## Given instruction:
Reproduce every item below word for word, leaving out the pictures.

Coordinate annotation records
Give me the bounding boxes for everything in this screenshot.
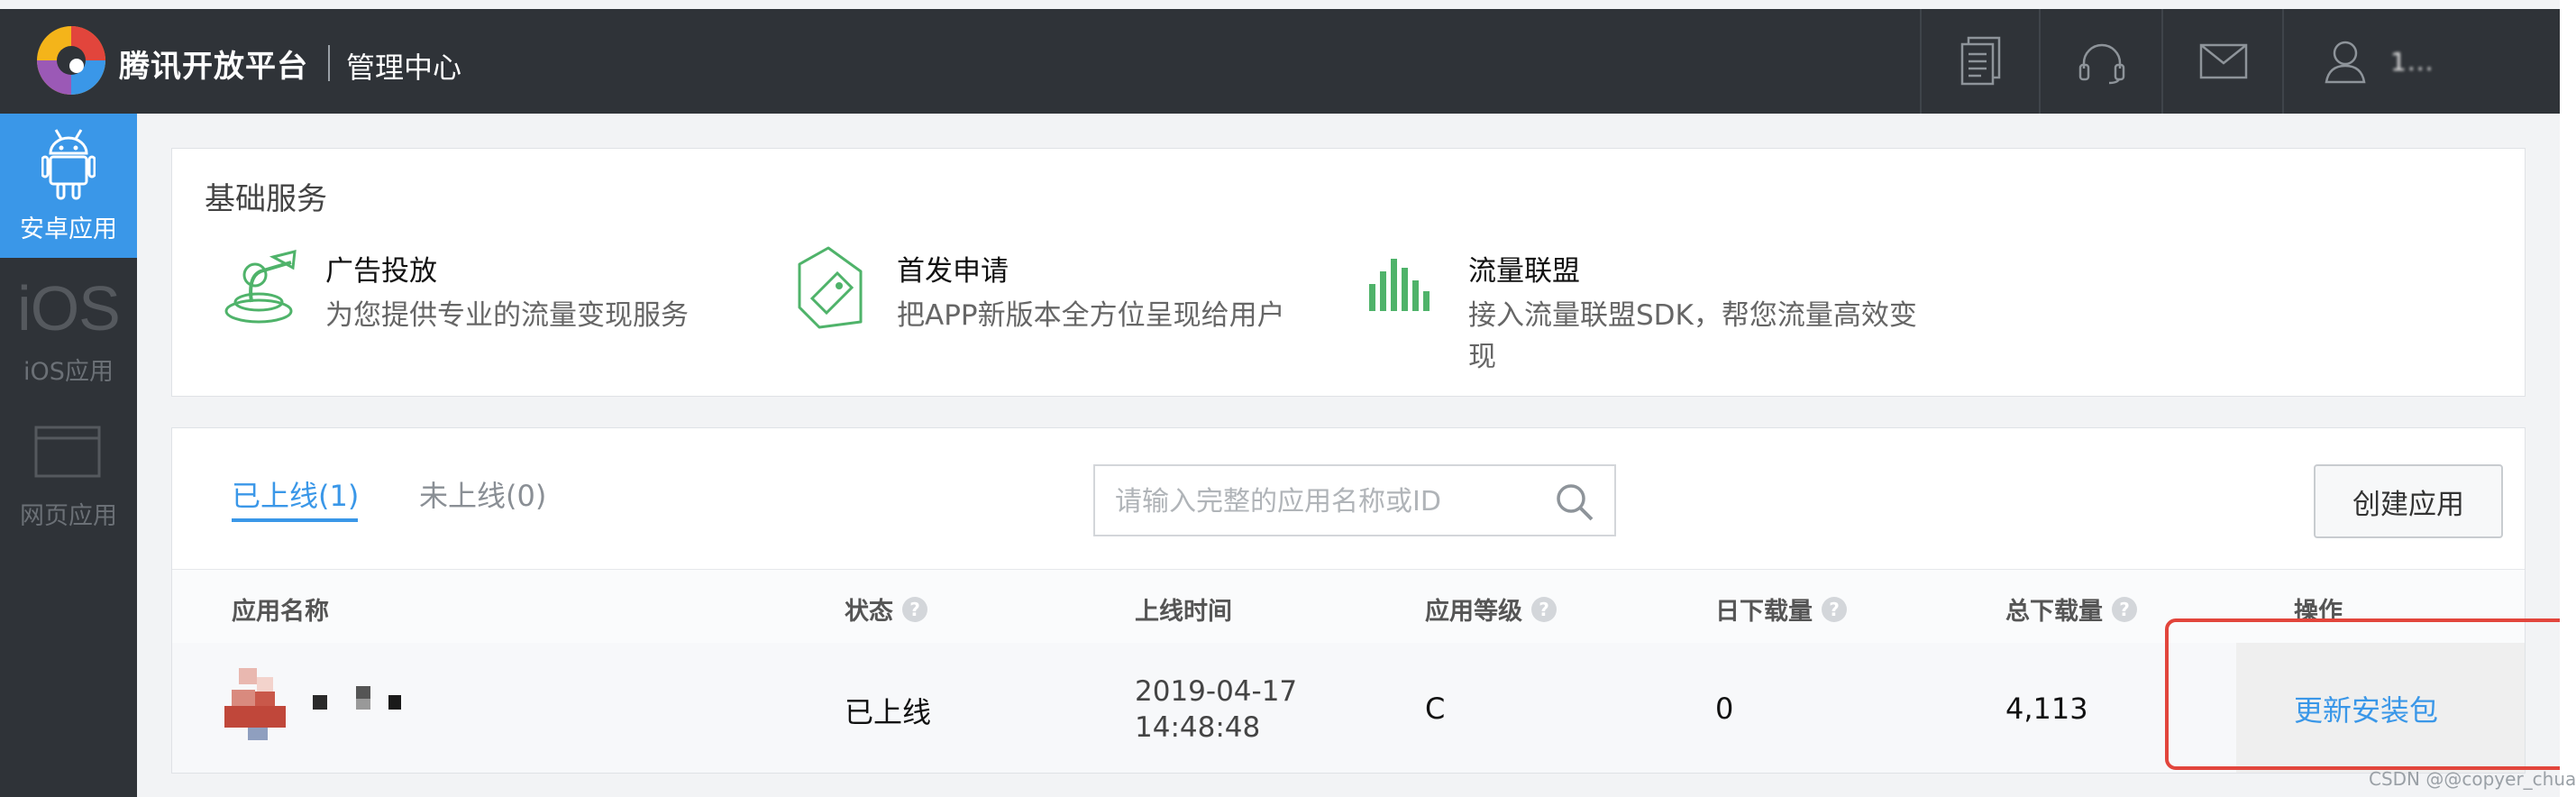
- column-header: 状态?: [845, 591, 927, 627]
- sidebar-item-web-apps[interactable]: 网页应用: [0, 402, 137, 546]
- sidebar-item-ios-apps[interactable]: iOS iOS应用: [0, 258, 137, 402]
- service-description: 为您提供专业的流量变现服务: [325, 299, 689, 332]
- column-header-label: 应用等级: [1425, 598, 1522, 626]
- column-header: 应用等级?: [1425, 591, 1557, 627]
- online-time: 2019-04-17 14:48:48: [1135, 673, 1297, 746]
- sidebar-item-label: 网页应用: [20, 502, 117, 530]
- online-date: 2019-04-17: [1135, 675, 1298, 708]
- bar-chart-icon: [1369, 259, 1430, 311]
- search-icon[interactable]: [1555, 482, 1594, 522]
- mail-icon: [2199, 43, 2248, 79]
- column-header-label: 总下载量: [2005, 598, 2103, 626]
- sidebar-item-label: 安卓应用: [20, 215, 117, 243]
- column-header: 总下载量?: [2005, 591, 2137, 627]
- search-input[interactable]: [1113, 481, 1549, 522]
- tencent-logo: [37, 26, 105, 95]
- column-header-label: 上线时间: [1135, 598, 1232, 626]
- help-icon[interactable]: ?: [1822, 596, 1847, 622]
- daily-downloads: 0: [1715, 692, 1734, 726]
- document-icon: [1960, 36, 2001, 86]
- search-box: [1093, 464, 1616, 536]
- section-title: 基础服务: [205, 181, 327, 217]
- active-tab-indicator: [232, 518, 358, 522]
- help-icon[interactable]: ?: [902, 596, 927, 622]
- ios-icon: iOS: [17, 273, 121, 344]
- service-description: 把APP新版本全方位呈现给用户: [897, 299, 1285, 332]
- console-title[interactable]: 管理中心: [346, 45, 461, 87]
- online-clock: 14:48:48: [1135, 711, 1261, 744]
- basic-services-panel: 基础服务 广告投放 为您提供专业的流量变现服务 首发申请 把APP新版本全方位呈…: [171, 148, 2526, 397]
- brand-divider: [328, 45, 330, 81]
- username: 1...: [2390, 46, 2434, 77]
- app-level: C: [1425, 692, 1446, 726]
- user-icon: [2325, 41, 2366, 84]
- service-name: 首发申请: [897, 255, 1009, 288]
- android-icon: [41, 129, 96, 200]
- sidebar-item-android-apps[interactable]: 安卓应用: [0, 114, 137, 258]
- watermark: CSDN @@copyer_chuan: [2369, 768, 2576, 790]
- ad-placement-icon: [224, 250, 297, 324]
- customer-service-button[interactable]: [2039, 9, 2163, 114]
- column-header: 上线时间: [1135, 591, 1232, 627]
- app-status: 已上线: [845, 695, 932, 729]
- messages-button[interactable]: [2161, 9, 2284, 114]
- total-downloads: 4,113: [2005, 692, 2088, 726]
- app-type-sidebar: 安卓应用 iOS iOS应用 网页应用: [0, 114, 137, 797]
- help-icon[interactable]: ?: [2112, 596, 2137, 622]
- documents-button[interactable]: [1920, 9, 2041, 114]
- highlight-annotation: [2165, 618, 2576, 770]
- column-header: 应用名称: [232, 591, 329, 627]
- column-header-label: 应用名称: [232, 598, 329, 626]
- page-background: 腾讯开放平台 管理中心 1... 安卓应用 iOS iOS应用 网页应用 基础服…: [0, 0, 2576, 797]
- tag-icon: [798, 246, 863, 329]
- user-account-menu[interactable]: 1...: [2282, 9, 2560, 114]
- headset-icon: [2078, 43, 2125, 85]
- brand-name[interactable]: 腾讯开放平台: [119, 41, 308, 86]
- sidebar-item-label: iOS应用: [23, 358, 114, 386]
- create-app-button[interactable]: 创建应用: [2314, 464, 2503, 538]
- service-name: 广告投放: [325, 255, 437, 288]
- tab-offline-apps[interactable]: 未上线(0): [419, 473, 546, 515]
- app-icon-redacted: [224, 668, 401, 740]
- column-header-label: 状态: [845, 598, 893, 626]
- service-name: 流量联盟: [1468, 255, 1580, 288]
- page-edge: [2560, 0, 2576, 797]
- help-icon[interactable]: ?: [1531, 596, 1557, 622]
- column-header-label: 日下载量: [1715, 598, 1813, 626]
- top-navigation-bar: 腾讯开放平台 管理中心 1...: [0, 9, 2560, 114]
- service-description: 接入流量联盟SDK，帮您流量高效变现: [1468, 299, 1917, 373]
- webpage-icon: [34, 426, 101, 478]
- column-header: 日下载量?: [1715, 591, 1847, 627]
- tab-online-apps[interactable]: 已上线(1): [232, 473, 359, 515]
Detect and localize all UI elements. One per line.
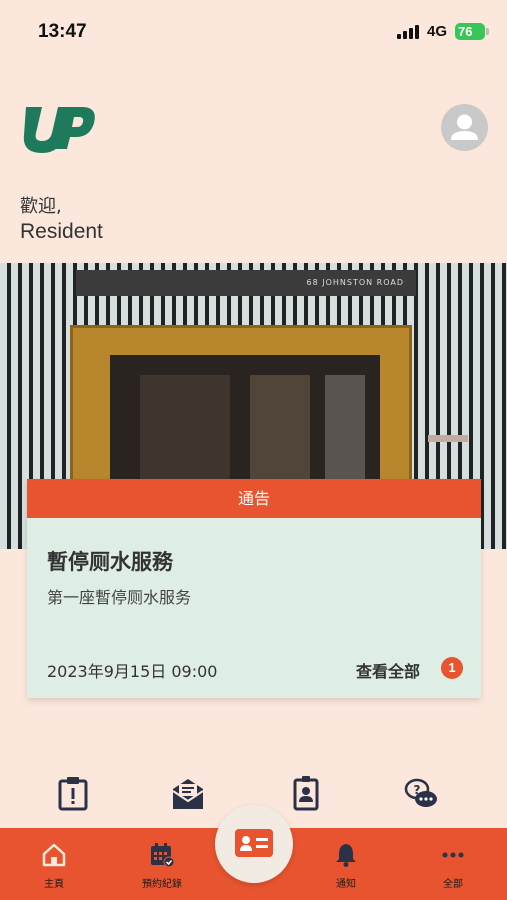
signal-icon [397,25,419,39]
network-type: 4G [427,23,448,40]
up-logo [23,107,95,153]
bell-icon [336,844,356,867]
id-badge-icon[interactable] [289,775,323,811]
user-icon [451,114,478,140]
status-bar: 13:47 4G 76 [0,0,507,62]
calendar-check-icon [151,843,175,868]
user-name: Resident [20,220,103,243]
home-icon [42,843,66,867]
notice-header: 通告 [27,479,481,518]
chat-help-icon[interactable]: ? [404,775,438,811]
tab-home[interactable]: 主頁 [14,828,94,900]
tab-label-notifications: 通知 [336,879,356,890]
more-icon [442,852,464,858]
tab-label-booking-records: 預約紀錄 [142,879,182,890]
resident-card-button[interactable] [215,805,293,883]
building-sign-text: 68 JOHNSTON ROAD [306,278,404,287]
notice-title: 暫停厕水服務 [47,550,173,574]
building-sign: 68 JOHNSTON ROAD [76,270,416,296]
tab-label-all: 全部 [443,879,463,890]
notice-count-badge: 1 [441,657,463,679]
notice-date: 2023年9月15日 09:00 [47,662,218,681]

## Written response:
Give me the bounding boxes for everything in this screenshot.
- column-header: 状态?: [845, 591, 927, 627]
- sidebar-item-web-apps[interactable]: 网页应用: [0, 402, 137, 546]
- sidebar-item-ios-apps[interactable]: iOS iOS应用: [0, 258, 137, 402]
- service-description: 为您提供专业的流量变现服务: [325, 299, 689, 332]
- column-header-label: 应用等级: [1425, 598, 1522, 626]
- column-header: 应用等级?: [1425, 591, 1557, 627]
- online-time: 2019-04-17 14:48:48: [1135, 673, 1297, 746]
- sidebar-item-label: 网页应用: [20, 502, 117, 530]
- online-date: 2019-04-17: [1135, 675, 1298, 708]
- bar-chart-icon: [1369, 259, 1430, 311]
- search-icon[interactable]: [1555, 482, 1594, 522]
- mail-icon: [2199, 43, 2248, 79]
- column-header-label: 总下载量: [2005, 598, 2103, 626]
- sidebar-item-label: 安卓应用: [20, 215, 117, 243]
- column-header: 总下载量?: [2005, 591, 2137, 627]
- search-input[interactable]: [1113, 481, 1549, 522]
- tencent-logo: [37, 26, 105, 95]
- column-header-label: 上线时间: [1135, 598, 1232, 626]
- help-icon[interactable]: ?: [1822, 596, 1847, 622]
- daily-downloads: 0: [1715, 692, 1734, 726]
- document-icon: [1960, 36, 2001, 86]
- search-box: [1093, 464, 1616, 536]
- section-title: 基础服务: [205, 181, 327, 217]
- active-tab-indicator: [232, 518, 358, 522]
- help-icon[interactable]: ?: [902, 596, 927, 622]
- ios-icon: iOS: [17, 273, 121, 344]
- service-description: 把APP新版本全方位呈现给用户: [897, 299, 1285, 332]
- console-title[interactable]: 管理中心: [346, 45, 461, 87]
- online-clock: 14:48:48: [1135, 711, 1261, 744]
- basic-services-panel: 基础服务 广告投放 为您提供专业的流量变现服务 首发申请 把APP新版本全方位呈…: [171, 148, 2526, 397]
- brand-divider: [328, 45, 330, 81]
- username: 1...: [2390, 46, 2434, 77]
- app-level: C: [1425, 692, 1446, 726]
- user-icon: [2325, 41, 2366, 84]
- service-name: 首发申请: [897, 255, 1009, 288]
- android-icon: [41, 129, 96, 200]
- sidebar-item-android-apps[interactable]: 安卓应用: [0, 114, 137, 258]
- watermark: CSDN @@copyer_chuan: [2369, 768, 2576, 790]
- ad-placement-icon: [224, 250, 297, 324]
- customer-service-button[interactable]: [2039, 9, 2163, 114]
- column-header: 上线时间: [1135, 591, 1232, 627]
- app-status: 已上线: [845, 695, 932, 729]
- messages-button[interactable]: [2161, 9, 2284, 114]
- total-downloads: 4,113: [2005, 692, 2088, 726]
- app-type-sidebar: 安卓应用 iOS iOS应用 网页应用: [0, 114, 137, 797]
- help-icon[interactable]: ?: [2112, 596, 2137, 622]
- documents-button[interactable]: [1920, 9, 2041, 114]
- highlight-annotation: [2165, 618, 2576, 770]
- column-header: 应用名称: [232, 591, 329, 627]
- column-header-label: 应用名称: [232, 598, 329, 626]
- page-background: 腾讯开放平台 管理中心 1... 安卓应用 iOS iOS应用 网页应用 基础服…: [0, 0, 2576, 797]
- tag-icon: [798, 246, 863, 329]
- user-account-menu[interactable]: 1...: [2282, 9, 2560, 114]
- headset-icon: [2078, 43, 2125, 85]
- brand-name[interactable]: 腾讯开放平台: [119, 41, 308, 86]
- sidebar-item-label: iOS应用: [23, 358, 114, 386]
- create-app-button[interactable]: 创建应用: [2314, 464, 2503, 538]
- service-name: 广告投放: [325, 255, 437, 288]
- tab-offline-apps[interactable]: 未上线(0): [419, 473, 546, 515]
- app-icon-redacted: [224, 668, 401, 740]
- column-header-label: 状态: [845, 598, 893, 626]
- service-name: 流量联盟: [1468, 255, 1580, 288]
- page-edge: [2560, 0, 2576, 797]
- help-icon[interactable]: ?: [1531, 596, 1557, 622]
- column-header-label: 日下载量: [1715, 598, 1813, 626]
- top-navigation-bar: 腾讯开放平台 管理中心 1...: [0, 9, 2560, 114]
- service-description: 接入流量联盟SDK，帮您流量高效变现: [1468, 299, 1917, 373]
- webpage-icon: [34, 426, 101, 478]
- column-header: 日下载量?: [1715, 591, 1847, 627]
- tab-online-apps[interactable]: 已上线(1): [232, 473, 359, 515]
Detect and localize all UI elements. One per line.
signal-icon [397,25,419,39]
network-type: 4G [427,23,448,40]
up-logo [23,107,95,153]
bell-icon [336,844,356,867]
id-badge-icon[interactable] [289,775,323,811]
user-icon [451,114,478,140]
status-bar: 13:47 4G 76 [0,0,507,62]
calendar-check-icon [151,843,175,868]
user-name: Resident [20,220,103,243]
home-icon [42,843,66,867]
notice-header: 通告 [27,479,481,518]
chat-help-icon[interactable]: ? [404,775,438,811]
tab-home[interactable]: 主頁 [14,828,94,900]
tab-label-notifications: 通知 [336,879,356,890]
more-icon [442,852,464,858]
tab-label-booking-records: 預約紀錄 [142,879,182,890]
resident-card-button[interactable] [215,805,293,883]
building-sign-text: 68 JOHNSTON ROAD [306,278,404,287]
notice-title: 暫停厕水服務 [47,550,173,574]
building-sign: 68 JOHNSTON ROAD [76,270,416,296]
tab-label-all: 全部 [443,879,463,890]
notice-count-badge: 1 [441,657,463,679]
notice-date: 2023年9月15日 09:00 [47,662,218,681]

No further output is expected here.